───── Data entries
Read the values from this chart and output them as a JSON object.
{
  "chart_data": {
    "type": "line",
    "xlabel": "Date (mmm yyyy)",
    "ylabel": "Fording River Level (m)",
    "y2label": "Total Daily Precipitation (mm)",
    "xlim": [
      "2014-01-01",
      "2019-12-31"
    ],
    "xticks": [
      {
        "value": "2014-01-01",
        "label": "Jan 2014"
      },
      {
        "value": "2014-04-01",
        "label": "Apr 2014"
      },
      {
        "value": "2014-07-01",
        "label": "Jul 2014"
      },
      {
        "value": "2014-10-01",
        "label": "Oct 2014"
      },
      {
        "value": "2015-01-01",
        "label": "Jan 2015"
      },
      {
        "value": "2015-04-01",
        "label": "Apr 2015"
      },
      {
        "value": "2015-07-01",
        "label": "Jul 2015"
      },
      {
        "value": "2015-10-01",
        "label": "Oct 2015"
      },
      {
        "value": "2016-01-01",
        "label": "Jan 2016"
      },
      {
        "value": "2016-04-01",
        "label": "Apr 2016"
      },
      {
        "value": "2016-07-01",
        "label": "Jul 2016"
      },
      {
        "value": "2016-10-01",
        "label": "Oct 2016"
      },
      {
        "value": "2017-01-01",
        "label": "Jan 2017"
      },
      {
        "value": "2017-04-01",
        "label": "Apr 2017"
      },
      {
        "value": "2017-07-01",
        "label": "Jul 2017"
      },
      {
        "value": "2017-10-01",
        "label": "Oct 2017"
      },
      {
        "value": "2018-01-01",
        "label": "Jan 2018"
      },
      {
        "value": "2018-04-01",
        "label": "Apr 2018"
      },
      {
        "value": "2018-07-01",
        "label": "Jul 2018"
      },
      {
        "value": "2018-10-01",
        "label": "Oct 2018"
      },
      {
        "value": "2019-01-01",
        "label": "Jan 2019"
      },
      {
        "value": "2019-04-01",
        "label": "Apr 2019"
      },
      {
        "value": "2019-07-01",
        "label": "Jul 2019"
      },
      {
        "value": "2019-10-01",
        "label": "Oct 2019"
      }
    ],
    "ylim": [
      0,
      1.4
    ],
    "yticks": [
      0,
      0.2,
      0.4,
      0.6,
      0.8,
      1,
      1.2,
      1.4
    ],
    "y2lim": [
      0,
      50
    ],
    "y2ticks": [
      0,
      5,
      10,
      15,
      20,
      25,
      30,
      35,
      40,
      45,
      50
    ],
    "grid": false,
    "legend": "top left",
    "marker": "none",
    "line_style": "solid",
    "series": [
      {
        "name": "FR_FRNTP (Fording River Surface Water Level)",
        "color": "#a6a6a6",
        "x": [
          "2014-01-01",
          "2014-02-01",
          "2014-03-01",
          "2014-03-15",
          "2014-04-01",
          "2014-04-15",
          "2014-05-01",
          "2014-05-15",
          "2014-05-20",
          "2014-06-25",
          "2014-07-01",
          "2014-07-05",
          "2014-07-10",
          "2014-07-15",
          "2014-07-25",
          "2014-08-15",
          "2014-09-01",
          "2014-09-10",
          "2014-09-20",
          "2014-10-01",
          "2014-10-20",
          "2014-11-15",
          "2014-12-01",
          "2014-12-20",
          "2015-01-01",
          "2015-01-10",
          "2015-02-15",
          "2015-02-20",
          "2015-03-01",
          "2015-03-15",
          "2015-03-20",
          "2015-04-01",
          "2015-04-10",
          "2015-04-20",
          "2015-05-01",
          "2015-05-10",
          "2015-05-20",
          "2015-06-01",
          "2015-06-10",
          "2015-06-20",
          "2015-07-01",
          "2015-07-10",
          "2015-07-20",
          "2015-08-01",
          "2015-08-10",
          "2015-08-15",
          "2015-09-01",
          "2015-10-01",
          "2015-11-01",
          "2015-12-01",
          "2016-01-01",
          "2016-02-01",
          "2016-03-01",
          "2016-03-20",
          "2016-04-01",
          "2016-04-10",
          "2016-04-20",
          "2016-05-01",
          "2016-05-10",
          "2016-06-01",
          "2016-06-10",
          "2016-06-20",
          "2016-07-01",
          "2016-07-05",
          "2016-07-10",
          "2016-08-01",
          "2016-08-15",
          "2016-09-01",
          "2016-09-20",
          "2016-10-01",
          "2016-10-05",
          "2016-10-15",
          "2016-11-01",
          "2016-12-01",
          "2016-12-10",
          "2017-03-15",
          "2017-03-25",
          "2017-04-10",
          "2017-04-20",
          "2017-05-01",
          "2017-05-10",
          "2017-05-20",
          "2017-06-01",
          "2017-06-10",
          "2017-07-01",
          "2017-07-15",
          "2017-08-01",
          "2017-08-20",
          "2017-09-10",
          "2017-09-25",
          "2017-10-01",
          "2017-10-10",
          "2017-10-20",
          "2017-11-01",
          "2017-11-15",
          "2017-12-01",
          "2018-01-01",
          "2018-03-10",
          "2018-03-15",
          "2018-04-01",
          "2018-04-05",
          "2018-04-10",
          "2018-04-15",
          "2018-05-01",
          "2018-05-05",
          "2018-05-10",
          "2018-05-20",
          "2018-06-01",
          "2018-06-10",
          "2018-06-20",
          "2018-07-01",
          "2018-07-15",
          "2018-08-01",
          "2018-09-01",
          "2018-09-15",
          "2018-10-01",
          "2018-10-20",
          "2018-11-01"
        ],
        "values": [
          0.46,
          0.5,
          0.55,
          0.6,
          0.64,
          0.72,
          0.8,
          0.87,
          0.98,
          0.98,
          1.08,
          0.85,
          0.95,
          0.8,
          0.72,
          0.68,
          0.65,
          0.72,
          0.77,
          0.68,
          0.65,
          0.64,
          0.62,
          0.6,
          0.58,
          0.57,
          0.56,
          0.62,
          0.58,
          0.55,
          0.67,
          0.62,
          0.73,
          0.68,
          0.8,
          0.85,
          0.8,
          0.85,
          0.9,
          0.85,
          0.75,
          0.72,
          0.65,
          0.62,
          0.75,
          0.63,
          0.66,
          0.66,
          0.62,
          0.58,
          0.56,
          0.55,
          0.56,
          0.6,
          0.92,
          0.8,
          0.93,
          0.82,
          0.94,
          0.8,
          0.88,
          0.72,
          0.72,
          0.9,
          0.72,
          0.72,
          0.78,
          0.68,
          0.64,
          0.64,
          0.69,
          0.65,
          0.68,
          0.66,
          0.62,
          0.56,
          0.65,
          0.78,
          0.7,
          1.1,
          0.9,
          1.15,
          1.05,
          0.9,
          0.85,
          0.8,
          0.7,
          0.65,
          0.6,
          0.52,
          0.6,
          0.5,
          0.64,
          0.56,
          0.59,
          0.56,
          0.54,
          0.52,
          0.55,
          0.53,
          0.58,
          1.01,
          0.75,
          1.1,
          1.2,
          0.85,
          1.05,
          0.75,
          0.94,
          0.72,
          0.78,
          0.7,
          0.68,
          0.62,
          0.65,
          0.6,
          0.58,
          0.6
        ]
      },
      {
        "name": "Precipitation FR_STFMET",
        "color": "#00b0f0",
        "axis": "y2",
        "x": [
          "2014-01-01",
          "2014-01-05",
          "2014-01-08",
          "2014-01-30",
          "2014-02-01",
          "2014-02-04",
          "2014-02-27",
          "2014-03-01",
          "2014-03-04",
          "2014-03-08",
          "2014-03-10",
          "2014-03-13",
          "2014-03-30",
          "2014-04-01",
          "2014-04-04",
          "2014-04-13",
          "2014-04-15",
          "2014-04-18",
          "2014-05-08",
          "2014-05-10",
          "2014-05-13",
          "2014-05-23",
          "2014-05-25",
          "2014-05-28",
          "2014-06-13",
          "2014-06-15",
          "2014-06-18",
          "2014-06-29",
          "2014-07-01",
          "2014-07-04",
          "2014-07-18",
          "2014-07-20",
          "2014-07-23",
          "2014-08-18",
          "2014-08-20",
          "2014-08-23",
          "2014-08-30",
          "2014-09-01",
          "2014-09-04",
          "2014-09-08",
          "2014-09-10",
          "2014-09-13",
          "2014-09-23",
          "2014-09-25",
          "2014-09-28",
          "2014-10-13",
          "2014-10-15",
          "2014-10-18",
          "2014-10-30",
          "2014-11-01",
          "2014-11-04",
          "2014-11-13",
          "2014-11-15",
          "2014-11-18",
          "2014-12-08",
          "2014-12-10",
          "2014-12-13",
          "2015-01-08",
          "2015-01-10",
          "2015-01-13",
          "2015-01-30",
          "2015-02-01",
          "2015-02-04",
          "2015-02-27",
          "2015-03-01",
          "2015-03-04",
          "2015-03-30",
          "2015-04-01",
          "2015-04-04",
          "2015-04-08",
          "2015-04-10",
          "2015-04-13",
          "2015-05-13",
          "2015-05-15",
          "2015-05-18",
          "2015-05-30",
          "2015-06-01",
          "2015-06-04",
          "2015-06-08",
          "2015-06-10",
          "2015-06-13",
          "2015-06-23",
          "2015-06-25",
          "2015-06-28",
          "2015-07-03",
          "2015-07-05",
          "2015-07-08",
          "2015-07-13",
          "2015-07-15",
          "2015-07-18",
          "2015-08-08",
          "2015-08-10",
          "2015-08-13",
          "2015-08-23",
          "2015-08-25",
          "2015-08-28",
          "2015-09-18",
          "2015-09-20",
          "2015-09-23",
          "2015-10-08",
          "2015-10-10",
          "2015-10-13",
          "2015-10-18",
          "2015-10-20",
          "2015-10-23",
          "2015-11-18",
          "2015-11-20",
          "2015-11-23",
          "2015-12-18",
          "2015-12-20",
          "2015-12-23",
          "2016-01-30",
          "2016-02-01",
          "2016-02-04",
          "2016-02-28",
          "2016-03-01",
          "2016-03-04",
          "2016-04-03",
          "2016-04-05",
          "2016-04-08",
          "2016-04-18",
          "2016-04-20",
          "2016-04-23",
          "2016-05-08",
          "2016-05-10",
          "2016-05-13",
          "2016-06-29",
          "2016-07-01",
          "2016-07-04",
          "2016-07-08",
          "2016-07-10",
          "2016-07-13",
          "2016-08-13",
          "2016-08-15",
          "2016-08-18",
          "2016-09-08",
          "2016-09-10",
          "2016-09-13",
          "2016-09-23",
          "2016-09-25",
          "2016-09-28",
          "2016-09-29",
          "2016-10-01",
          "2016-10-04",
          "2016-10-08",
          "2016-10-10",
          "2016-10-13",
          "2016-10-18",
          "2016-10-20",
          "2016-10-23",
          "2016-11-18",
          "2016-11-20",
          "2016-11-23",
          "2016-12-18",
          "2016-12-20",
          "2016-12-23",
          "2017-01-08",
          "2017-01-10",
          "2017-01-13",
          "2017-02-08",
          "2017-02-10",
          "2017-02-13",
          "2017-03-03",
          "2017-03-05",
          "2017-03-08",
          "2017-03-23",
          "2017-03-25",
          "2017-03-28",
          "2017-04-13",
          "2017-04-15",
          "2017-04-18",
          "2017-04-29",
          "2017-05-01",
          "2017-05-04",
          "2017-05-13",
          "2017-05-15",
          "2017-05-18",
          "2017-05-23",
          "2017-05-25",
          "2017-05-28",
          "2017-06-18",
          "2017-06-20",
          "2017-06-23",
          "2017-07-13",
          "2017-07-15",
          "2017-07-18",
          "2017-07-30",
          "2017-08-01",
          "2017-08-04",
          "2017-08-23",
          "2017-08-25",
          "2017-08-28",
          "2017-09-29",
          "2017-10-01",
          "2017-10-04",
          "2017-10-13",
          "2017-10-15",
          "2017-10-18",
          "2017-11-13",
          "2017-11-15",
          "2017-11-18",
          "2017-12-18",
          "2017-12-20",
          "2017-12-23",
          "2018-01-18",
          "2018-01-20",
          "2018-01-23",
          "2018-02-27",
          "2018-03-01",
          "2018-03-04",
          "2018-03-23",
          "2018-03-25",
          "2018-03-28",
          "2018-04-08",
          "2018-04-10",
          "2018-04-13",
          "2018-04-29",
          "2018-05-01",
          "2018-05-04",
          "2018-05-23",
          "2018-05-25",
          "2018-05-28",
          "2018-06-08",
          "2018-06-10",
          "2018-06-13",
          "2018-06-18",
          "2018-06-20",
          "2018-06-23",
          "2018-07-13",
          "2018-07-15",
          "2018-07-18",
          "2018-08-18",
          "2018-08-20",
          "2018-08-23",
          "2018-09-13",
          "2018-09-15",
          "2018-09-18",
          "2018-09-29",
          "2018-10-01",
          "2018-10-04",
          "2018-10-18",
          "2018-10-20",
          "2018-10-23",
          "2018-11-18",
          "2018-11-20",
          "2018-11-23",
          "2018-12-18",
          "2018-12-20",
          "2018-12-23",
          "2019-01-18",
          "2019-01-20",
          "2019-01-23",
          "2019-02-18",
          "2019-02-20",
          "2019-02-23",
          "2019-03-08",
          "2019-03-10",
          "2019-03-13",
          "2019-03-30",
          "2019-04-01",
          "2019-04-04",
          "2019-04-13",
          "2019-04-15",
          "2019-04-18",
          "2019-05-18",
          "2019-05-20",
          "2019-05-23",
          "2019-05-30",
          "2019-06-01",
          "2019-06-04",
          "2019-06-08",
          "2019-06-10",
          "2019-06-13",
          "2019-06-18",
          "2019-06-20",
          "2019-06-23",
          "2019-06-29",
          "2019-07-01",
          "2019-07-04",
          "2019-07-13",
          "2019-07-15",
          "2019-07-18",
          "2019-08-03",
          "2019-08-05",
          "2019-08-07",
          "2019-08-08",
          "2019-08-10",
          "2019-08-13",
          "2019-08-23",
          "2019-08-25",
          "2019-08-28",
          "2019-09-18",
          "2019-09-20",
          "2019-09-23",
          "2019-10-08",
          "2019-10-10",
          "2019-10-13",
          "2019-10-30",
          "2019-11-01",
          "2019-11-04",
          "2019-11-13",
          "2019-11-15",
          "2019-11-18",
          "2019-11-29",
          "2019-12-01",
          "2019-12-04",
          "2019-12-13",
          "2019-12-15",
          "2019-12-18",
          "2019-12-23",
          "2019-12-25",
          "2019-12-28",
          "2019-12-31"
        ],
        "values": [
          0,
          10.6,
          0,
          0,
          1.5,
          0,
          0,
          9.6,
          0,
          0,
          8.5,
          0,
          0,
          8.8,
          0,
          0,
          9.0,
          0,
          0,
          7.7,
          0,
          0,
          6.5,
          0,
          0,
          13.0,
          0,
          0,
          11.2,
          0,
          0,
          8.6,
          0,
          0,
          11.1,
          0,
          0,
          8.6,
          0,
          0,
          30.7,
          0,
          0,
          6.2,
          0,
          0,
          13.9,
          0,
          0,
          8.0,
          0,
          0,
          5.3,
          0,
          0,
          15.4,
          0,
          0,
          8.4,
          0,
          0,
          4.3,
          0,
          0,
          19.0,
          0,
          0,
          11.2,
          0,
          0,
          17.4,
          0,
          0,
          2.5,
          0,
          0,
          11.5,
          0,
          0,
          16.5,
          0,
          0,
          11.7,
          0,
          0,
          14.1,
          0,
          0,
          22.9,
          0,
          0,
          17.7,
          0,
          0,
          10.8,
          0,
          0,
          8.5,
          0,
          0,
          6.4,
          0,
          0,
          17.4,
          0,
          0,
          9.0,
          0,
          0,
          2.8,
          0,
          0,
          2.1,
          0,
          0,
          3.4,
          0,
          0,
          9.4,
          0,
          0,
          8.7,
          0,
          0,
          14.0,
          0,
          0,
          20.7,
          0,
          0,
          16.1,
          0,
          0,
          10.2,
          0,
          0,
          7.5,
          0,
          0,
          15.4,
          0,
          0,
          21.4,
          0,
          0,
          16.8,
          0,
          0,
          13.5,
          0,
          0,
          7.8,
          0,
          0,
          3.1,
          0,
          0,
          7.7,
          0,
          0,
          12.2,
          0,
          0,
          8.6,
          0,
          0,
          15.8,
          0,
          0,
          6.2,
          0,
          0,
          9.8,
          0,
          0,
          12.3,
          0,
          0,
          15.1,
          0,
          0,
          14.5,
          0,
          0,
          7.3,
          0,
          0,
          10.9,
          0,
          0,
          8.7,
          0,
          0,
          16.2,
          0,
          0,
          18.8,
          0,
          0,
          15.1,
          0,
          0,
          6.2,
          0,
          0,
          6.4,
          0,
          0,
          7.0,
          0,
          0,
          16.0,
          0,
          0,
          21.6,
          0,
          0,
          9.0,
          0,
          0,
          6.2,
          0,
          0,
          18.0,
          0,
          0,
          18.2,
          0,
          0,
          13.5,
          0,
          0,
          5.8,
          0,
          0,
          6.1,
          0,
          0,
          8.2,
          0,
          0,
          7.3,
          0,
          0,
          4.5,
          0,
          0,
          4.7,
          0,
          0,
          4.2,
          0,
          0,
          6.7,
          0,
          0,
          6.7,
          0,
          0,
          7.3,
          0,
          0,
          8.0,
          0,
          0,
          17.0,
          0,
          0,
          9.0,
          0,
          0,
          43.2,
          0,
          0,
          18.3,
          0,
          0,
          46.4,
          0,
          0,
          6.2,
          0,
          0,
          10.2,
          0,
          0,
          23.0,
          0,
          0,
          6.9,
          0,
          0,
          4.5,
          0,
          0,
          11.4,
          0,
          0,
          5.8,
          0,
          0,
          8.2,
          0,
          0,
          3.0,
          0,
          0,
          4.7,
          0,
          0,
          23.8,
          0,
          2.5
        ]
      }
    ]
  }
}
──────────
• _Stated task_
Filter the entries down to the lines containing "Level". Copy each of those lines.

• _Answer to this task_
    "ylabel": "Fording River Level (m)",
        "name": "FR_FRNTP (Fording River Surface Water Level)",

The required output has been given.